begin

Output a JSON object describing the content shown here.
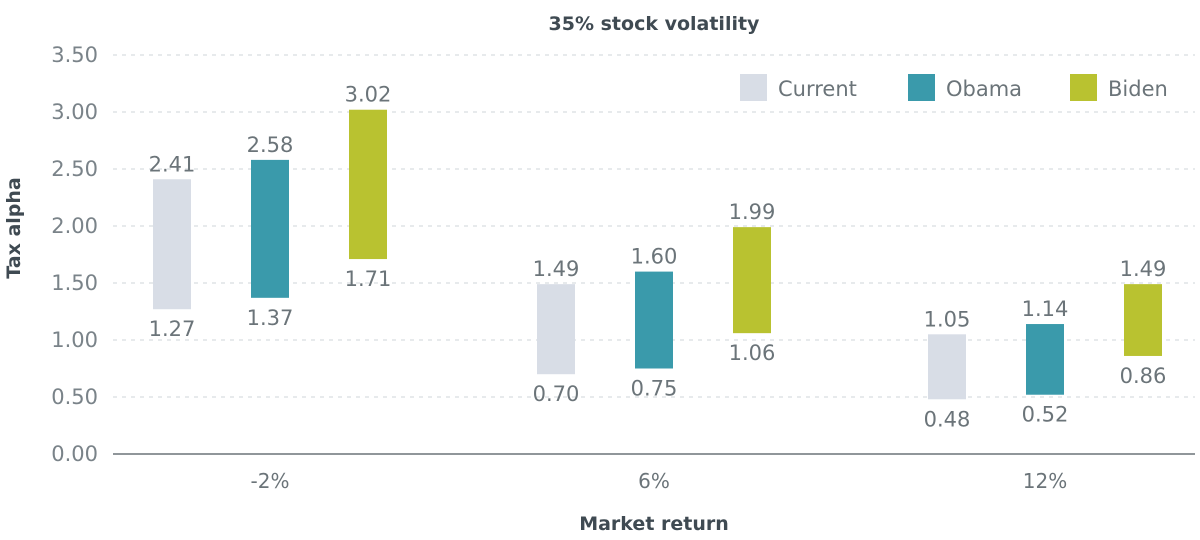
{
  "chart_data": {
    "type": "bar",
    "subtype": "floating-range",
    "title": "35% stock volatility",
    "xlabel": "Market return",
    "ylabel": "Tax alpha",
    "ylim": [
      0,
      3.5
    ],
    "yticks": [
      "0.00",
      "0.50",
      "1.00",
      "1.50",
      "2.00",
      "2.50",
      "3.00",
      "3.50"
    ],
    "grid": true,
    "legend_position": "top-right",
    "categories": [
      "-2%",
      "6%",
      "12%"
    ],
    "series": [
      {
        "name": "Current",
        "color": "#d8dde6",
        "low": [
          1.27,
          0.7,
          0.48
        ],
        "high": [
          2.41,
          1.49,
          1.05
        ],
        "low_labels": [
          "1.27",
          "0.70",
          "0.48"
        ],
        "high_labels": [
          "2.41",
          "1.49",
          "1.05"
        ]
      },
      {
        "name": "Obama",
        "color": "#3a9aab",
        "low": [
          1.37,
          0.75,
          0.52
        ],
        "high": [
          2.58,
          1.6,
          1.14
        ],
        "low_labels": [
          "1.37",
          "0.75",
          "0.52"
        ],
        "high_labels": [
          "2.58",
          "1.60",
          "1.14"
        ]
      },
      {
        "name": "Biden",
        "color": "#b9c230",
        "low": [
          1.71,
          1.06,
          0.86
        ],
        "high": [
          3.02,
          1.99,
          1.49
        ],
        "low_labels": [
          "1.71",
          "1.06",
          "0.86"
        ],
        "high_labels": [
          "3.02",
          "1.99",
          "1.49"
        ]
      }
    ]
  }
}
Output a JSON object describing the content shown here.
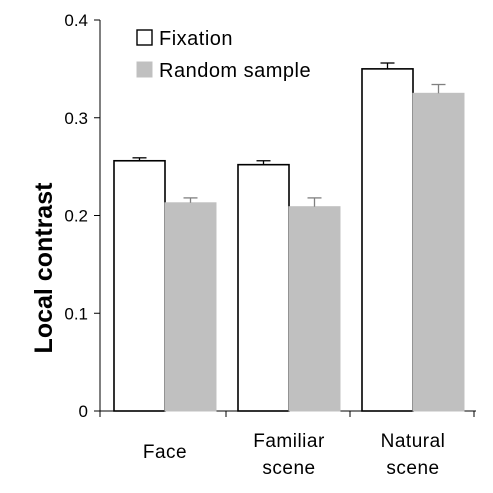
{
  "chart_data": {
    "type": "bar",
    "title": "",
    "xlabel": "",
    "ylabel": "Local contrast",
    "ylim": [
      0,
      0.4
    ],
    "yticks": [
      "0",
      "0.1",
      "0.2",
      "0.3",
      "0.4"
    ],
    "categories": [
      [
        "Face"
      ],
      [
        "Familiar",
        "scene"
      ],
      [
        "Natural",
        "scene"
      ]
    ],
    "series": [
      {
        "name": "Fixation",
        "values": [
          0.256,
          0.252,
          0.35
        ],
        "errors": [
          0.003,
          0.004,
          0.006
        ],
        "fill": "#ffffff",
        "stroke": "#000000"
      },
      {
        "name": "Random sample",
        "values": [
          0.213,
          0.209,
          0.325
        ],
        "errors": [
          0.005,
          0.009,
          0.009
        ],
        "fill": "#c0c0c0",
        "stroke": "#c0c0c0"
      }
    ],
    "legend_position": "top-left",
    "grid": false
  }
}
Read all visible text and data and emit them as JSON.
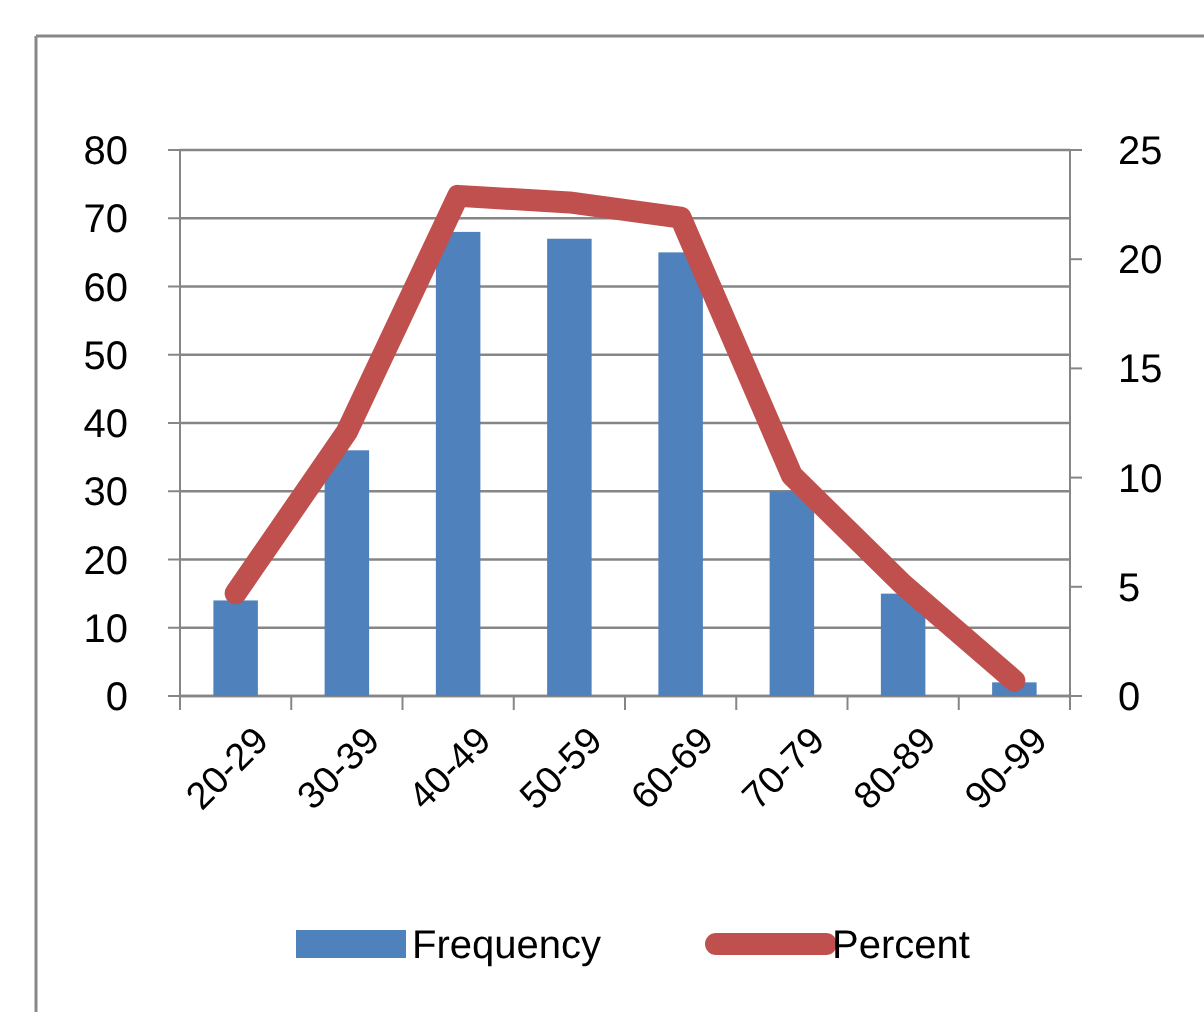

end

Work to complete: In the records above, locate the lines holding the word "ylabel". Copy each of them.

Task response:
    "ylabel": "Tax alpha",
    "ylabel": "Local contrast",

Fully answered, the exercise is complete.